Work to do
Repeat, exactly and completely, the material that follows. Omit the pictures.

**** Dataset entries ****

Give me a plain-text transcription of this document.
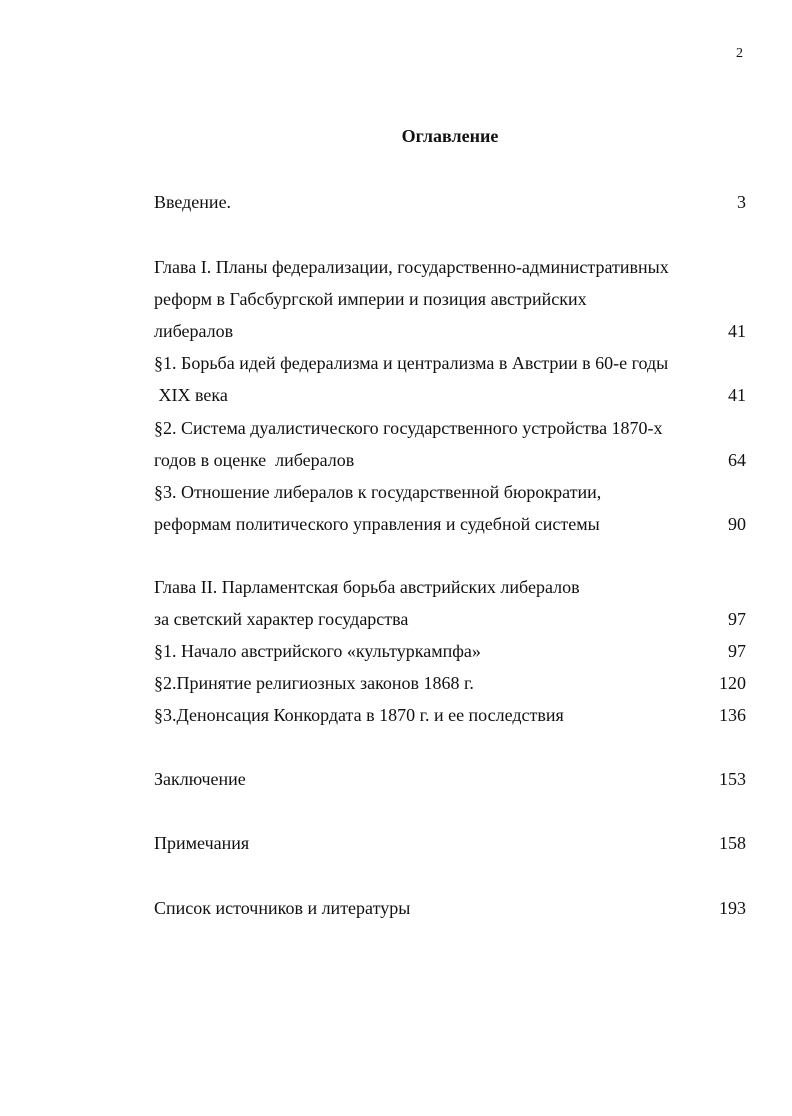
2
Оглавление
Введение.	3
Глава I. Планы федерализации, государственно-административных
реформ в Габсбургской империи и позиция австрийских
либералов	41
§1. Борьба идей федерализма и централизма в Австрии в 60-е годы
XIX века	41
§2. Система дуалистического государственного устройства 1870-х
годов в оценке  либералов	64
§3. Отношение либералов к государственной бюрократии,
реформам политического управления и судебной системы	90
Глава II. Парламентская борьба австрийских либералов
за светский характер государства	97
§1. Начало австрийского «культуркампфа»	97
§2.Принятие религиозных законов 1868 г.	120
§3.Денонсация Конкордата в 1870 г. и ее последствия	136
Заключение	153
Примечания	158
Список источников и литературы	193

****

Result below
Give me a plain-text transcription of this document.
2
Оглавление
Введение.	3
Глава I. Планы федерализации, государственно-административных
реформ в Габсбургской империи и позиция австрийских
либералов	41
§1. Борьба идей федерализма и централизма в Австрии в 60-е годы
XIX века	41
§2. Система дуалистического государственного устройства 1870-х
годов в оценке  либералов	64
§3. Отношение либералов к государственной бюрократии,
реформам политического управления и судебной системы	90
Глава II. Парламентская борьба австрийских либералов
за светский характер государства	97
§1. Начало австрийского «культуркампфа»	97
§2.Принятие религиозных законов 1868 г.	120
§3.Денонсация Конкордата в 1870 г. и ее последствия	136
Заключение	153
Примечания	158
Список источников и литературы	193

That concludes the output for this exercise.